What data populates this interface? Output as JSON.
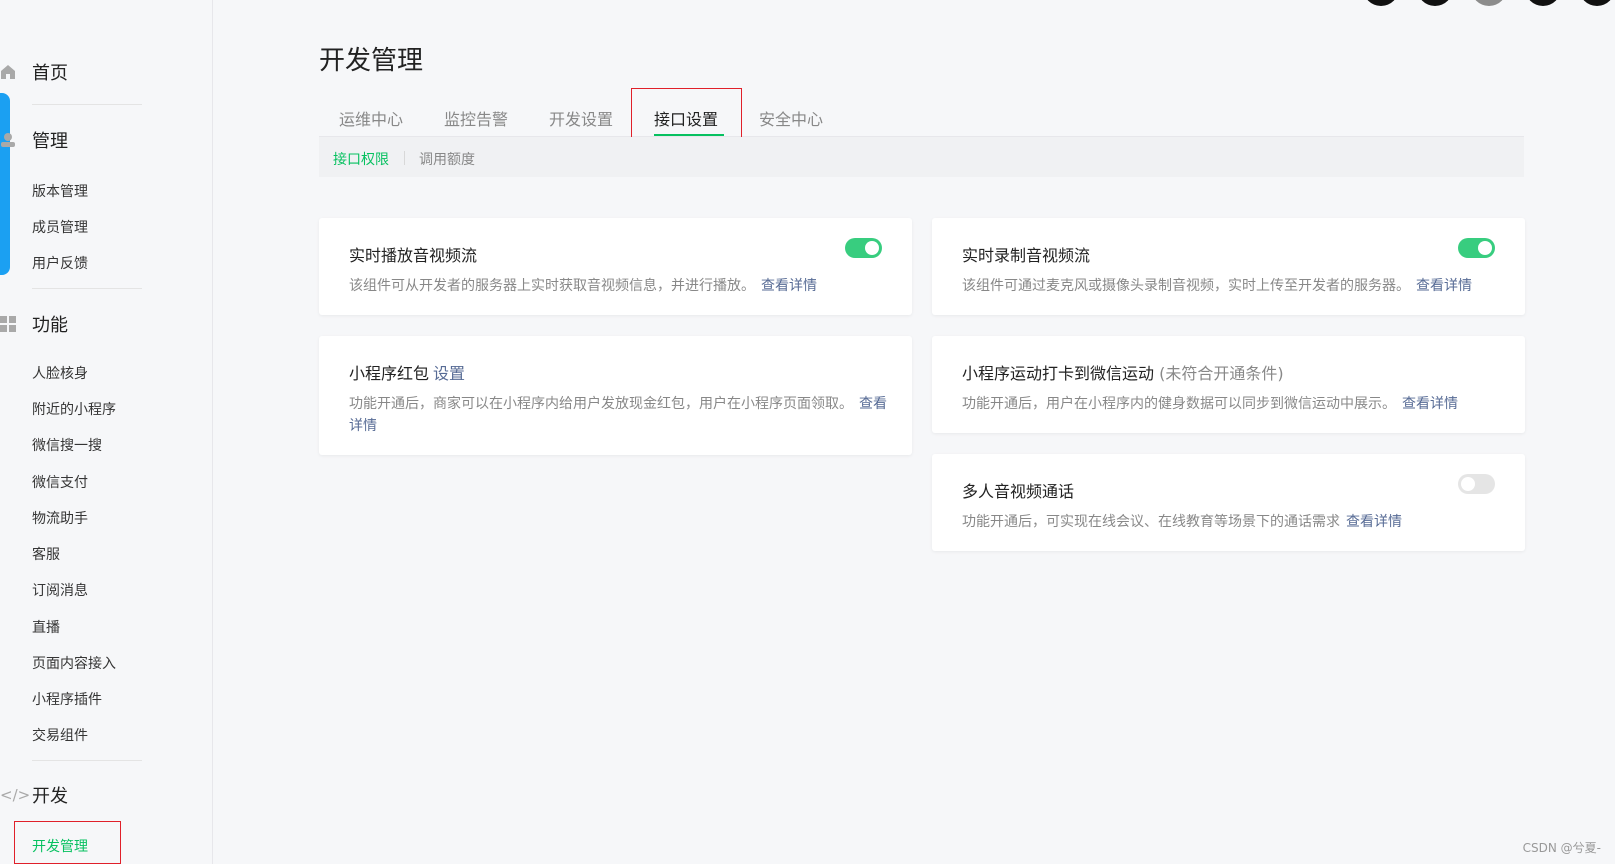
{
  "sidebar": {
    "home": {
      "label": "首页",
      "icon": "home-icon"
    },
    "manage": {
      "label": "管理",
      "icon": "manage-icon",
      "items": [
        {
          "label": "版本管理"
        },
        {
          "label": "成员管理"
        },
        {
          "label": "用户反馈"
        }
      ]
    },
    "features": {
      "label": "功能",
      "icon": "grid-icon",
      "items": [
        {
          "label": "人脸核身"
        },
        {
          "label": "附近的小程序"
        },
        {
          "label": "微信搜一搜"
        },
        {
          "label": "微信支付"
        },
        {
          "label": "物流助手"
        },
        {
          "label": "客服"
        },
        {
          "label": "订阅消息"
        },
        {
          "label": "直播"
        },
        {
          "label": "页面内容接入"
        },
        {
          "label": "小程序插件"
        },
        {
          "label": "交易组件"
        }
      ]
    },
    "dev": {
      "label": "开发",
      "icon": "code-icon",
      "items": [
        {
          "label": "开发管理",
          "active": true
        }
      ]
    }
  },
  "main": {
    "title": "开发管理",
    "tabs": [
      {
        "label": "运维中心"
      },
      {
        "label": "监控告警"
      },
      {
        "label": "开发设置"
      },
      {
        "label": "接口设置",
        "active": true
      },
      {
        "label": "安全中心"
      }
    ],
    "subtabs": [
      {
        "label": "接口权限",
        "active": true
      },
      {
        "label": "调用额度"
      }
    ],
    "cards": [
      {
        "title": "实时播放音视频流",
        "desc": "该组件可从开发者的服务器上实时获取音视频信息，并进行播放。",
        "link": "查看详情",
        "toggle": "on"
      },
      {
        "title": "实时录制音视频流",
        "desc": "该组件可通过麦克风或摄像头录制音视频，实时上传至开发者的服务器。",
        "link": "查看详情",
        "toggle": "on"
      },
      {
        "title": "小程序红包",
        "title_link": "设置",
        "desc": "功能开通后，商家可以在小程序内给用户发放现金红包，用户在小程序页面领取。",
        "link": "查看详情"
      },
      {
        "title": "小程序运动打卡到微信运动",
        "title_note": "(未符合开通条件)",
        "desc": "功能开通后，用户在小程序内的健身数据可以同步到微信运动中展示。",
        "link": "查看详情"
      },
      {
        "title": "多人音视频通话",
        "desc": "功能开通后，可实现在线会议、在线教育等场景下的通话需求",
        "link": "查看详情",
        "toggle": "off"
      }
    ]
  },
  "colors": {
    "accent": "#07c160",
    "link": "#576b95",
    "highlight": "#e0202a",
    "side_tab": "#1ba0f2"
  },
  "watermark": "CSDN @兮夏-"
}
──────────
** Task requirements **
Check each line above for "功能开通后" and return the ones that have it.

** Solved exercise **
        "desc": "功能开通后，商家可以在小程序内给用户发放现金红包，用户在小程序页面领取。",
        "desc": "功能开通后，用户在小程序内的健身数据可以同步到微信运动中展示。",
        "desc": "功能开通后，可实现在线会议、在线教育等场景下的通话需求",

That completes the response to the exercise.